Stated task = Return each entry exactly, with none missing.

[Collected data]
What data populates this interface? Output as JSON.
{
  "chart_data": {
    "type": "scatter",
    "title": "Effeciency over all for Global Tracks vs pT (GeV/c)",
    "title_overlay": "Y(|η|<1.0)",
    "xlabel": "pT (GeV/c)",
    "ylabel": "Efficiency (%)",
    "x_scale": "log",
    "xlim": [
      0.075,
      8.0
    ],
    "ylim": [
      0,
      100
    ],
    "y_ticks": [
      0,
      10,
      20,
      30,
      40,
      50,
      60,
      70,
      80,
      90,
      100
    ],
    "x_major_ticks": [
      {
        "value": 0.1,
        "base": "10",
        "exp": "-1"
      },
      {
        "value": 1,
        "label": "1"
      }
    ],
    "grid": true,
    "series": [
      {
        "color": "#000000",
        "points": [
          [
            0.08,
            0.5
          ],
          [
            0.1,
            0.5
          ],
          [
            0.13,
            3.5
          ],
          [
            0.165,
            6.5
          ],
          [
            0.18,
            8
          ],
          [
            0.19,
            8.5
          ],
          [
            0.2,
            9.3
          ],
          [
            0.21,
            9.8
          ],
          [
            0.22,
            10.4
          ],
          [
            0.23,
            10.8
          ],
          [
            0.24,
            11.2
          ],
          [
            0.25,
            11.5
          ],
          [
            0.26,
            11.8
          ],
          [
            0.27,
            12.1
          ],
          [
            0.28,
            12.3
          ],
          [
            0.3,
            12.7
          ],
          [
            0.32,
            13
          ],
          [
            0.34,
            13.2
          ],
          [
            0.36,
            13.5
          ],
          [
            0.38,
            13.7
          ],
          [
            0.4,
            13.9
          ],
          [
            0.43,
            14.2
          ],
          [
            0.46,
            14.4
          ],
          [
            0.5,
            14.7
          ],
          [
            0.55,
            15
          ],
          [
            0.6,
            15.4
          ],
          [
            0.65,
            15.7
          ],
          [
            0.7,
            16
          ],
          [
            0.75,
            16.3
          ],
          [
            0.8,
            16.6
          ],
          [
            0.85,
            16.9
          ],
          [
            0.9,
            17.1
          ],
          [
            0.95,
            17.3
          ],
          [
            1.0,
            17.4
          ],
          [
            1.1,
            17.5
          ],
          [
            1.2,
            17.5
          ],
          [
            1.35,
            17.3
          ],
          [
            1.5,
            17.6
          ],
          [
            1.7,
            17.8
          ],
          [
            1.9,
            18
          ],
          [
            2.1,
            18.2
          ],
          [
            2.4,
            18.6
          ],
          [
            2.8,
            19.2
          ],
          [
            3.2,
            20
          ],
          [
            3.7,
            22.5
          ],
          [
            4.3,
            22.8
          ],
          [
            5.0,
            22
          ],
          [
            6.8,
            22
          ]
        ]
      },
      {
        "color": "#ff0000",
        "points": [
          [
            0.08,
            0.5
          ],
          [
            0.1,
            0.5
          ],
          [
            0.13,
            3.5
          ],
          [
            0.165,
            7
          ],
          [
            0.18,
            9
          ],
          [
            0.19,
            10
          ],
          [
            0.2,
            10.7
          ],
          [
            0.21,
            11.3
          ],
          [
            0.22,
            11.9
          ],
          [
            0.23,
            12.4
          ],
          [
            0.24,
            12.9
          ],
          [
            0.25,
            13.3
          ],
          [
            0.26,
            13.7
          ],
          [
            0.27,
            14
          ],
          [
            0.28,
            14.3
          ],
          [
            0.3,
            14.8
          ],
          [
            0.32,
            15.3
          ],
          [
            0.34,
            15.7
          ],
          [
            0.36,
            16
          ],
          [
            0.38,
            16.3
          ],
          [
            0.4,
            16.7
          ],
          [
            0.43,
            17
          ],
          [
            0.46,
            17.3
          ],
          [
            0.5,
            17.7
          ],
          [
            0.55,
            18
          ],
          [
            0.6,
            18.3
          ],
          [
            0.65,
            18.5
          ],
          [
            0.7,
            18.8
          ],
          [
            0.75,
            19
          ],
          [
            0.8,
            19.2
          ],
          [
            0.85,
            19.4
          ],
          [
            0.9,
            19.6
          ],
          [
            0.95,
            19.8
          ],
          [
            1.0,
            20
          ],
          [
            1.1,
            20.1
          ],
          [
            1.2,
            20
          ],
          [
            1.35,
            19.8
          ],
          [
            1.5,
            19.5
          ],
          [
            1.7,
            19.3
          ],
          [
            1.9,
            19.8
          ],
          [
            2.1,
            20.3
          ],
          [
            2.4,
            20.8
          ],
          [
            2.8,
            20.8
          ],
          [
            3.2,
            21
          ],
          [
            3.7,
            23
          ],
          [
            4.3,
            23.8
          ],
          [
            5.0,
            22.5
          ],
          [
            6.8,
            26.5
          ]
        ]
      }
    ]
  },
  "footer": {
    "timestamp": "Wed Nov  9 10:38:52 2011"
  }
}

Exercise result =
What data populates this interface? Output as JSON.
{
  "chart_data": {
    "type": "scatter",
    "title": "Effeciency over all for Global Tracks vs pT (GeV/c)",
    "title_overlay": "Y(|η|<1.0)",
    "xlabel": "pT (GeV/c)",
    "ylabel": "Efficiency (%)",
    "x_scale": "log",
    "xlim": [
      0.075,
      8.0
    ],
    "ylim": [
      0,
      100
    ],
    "y_ticks": [
      0,
      10,
      20,
      30,
      40,
      50,
      60,
      70,
      80,
      90,
      100
    ],
    "x_major_ticks": [
      {
        "value": 0.1,
        "base": "10",
        "exp": "-1"
      },
      {
        "value": 1,
        "label": "1"
      }
    ],
    "grid": true,
    "series": [
      {
        "color": "#000000",
        "points": [
          [
            0.08,
            0.5
          ],
          [
            0.1,
            0.5
          ],
          [
            0.13,
            3.5
          ],
          [
            0.165,
            6.5
          ],
          [
            0.18,
            8
          ],
          [
            0.19,
            8.5
          ],
          [
            0.2,
            9.3
          ],
          [
            0.21,
            9.8
          ],
          [
            0.22,
            10.4
          ],
          [
            0.23,
            10.8
          ],
          [
            0.24,
            11.2
          ],
          [
            0.25,
            11.5
          ],
          [
            0.26,
            11.8
          ],
          [
            0.27,
            12.1
          ],
          [
            0.28,
            12.3
          ],
          [
            0.3,
            12.7
          ],
          [
            0.32,
            13
          ],
          [
            0.34,
            13.2
          ],
          [
            0.36,
            13.5
          ],
          [
            0.38,
            13.7
          ],
          [
            0.4,
            13.9
          ],
          [
            0.43,
            14.2
          ],
          [
            0.46,
            14.4
          ],
          [
            0.5,
            14.7
          ],
          [
            0.55,
            15
          ],
          [
            0.6,
            15.4
          ],
          [
            0.65,
            15.7
          ],
          [
            0.7,
            16
          ],
          [
            0.75,
            16.3
          ],
          [
            0.8,
            16.6
          ],
          [
            0.85,
            16.9
          ],
          [
            0.9,
            17.1
          ],
          [
            0.95,
            17.3
          ],
          [
            1.0,
            17.4
          ],
          [
            1.1,
            17.5
          ],
          [
            1.2,
            17.5
          ],
          [
            1.35,
            17.3
          ],
          [
            1.5,
            17.6
          ],
          [
            1.7,
            17.8
          ],
          [
            1.9,
            18
          ],
          [
            2.1,
            18.2
          ],
          [
            2.4,
            18.6
          ],
          [
            2.8,
            19.2
          ],
          [
            3.2,
            20
          ],
          [
            3.7,
            22.5
          ],
          [
            4.3,
            22.8
          ],
          [
            5.0,
            22
          ],
          [
            6.8,
            22
          ]
        ]
      },
      {
        "color": "#ff0000",
        "points": [
          [
            0.08,
            0.5
          ],
          [
            0.1,
            0.5
          ],
          [
            0.13,
            3.5
          ],
          [
            0.165,
            7
          ],
          [
            0.18,
            9
          ],
          [
            0.19,
            10
          ],
          [
            0.2,
            10.7
          ],
          [
            0.21,
            11.3
          ],
          [
            0.22,
            11.9
          ],
          [
            0.23,
            12.4
          ],
          [
            0.24,
            12.9
          ],
          [
            0.25,
            13.3
          ],
          [
            0.26,
            13.7
          ],
          [
            0.27,
            14
          ],
          [
            0.28,
            14.3
          ],
          [
            0.3,
            14.8
          ],
          [
            0.32,
            15.3
          ],
          [
            0.34,
            15.7
          ],
          [
            0.36,
            16
          ],
          [
            0.38,
            16.3
          ],
          [
            0.4,
            16.7
          ],
          [
            0.43,
            17
          ],
          [
            0.46,
            17.3
          ],
          [
            0.5,
            17.7
          ],
          [
            0.55,
            18
          ],
          [
            0.6,
            18.3
          ],
          [
            0.65,
            18.5
          ],
          [
            0.7,
            18.8
          ],
          [
            0.75,
            19
          ],
          [
            0.8,
            19.2
          ],
          [
            0.85,
            19.4
          ],
          [
            0.9,
            19.6
          ],
          [
            0.95,
            19.8
          ],
          [
            1.0,
            20
          ],
          [
            1.1,
            20.1
          ],
          [
            1.2,
            20
          ],
          [
            1.35,
            19.8
          ],
          [
            1.5,
            19.5
          ],
          [
            1.7,
            19.3
          ],
          [
            1.9,
            19.8
          ],
          [
            2.1,
            20.3
          ],
          [
            2.4,
            20.8
          ],
          [
            2.8,
            20.8
          ],
          [
            3.2,
            21
          ],
          [
            3.7,
            23
          ],
          [
            4.3,
            23.8
          ],
          [
            5.0,
            22.5
          ],
          [
            6.8,
            26.5
          ]
        ]
      }
    ]
  },
  "footer": {
    "timestamp": "Wed Nov  9 10:38:52 2011"
  }
}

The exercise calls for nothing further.